* **What needs to be done**:
Write out the complete material exactly as it stands.
##### Stored rows
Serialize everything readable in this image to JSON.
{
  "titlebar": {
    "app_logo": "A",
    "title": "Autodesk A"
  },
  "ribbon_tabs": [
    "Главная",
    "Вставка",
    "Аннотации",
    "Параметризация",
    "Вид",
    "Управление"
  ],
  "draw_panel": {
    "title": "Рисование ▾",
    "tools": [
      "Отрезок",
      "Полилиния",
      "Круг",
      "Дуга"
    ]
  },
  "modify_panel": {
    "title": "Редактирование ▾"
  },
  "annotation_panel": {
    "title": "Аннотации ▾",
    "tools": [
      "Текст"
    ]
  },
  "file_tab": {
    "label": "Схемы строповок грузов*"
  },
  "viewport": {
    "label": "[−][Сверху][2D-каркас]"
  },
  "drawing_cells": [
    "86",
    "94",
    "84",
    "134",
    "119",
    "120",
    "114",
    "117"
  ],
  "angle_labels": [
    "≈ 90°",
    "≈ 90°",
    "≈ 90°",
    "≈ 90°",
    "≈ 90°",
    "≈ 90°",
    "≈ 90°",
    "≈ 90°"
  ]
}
##########
* **Full response**:
Serialize everything readable in this image to JSON.
{
  "titlebar": {
    "app_logo": "A",
    "title": "Autodesk A"
  },
  "ribbon_tabs": [
    "Главная",
    "Вставка",
    "Аннотации",
    "Параметризация",
    "Вид",
    "Управление"
  ],
  "draw_panel": {
    "title": "Рисование ▾",
    "tools": [
      "Отрезок",
      "Полилиния",
      "Круг",
      "Дуга"
    ]
  },
  "modify_panel": {
    "title": "Редактирование ▾"
  },
  "annotation_panel": {
    "title": "Аннотации ▾",
    "tools": [
      "Текст"
    ]
  },
  "file_tab": {
    "label": "Схемы строповок грузов*"
  },
  "viewport": {
    "label": "[−][Сверху][2D-каркас]"
  },
  "drawing_cells": [
    "86",
    "94",
    "84",
    "134",
    "119",
    "120",
    "114",
    "117"
  ],
  "angle_labels": [
    "≈ 90°",
    "≈ 90°",
    "≈ 90°",
    "≈ 90°",
    "≈ 90°",
    "≈ 90°",
    "≈ 90°",
    "≈ 90°"
  ]
}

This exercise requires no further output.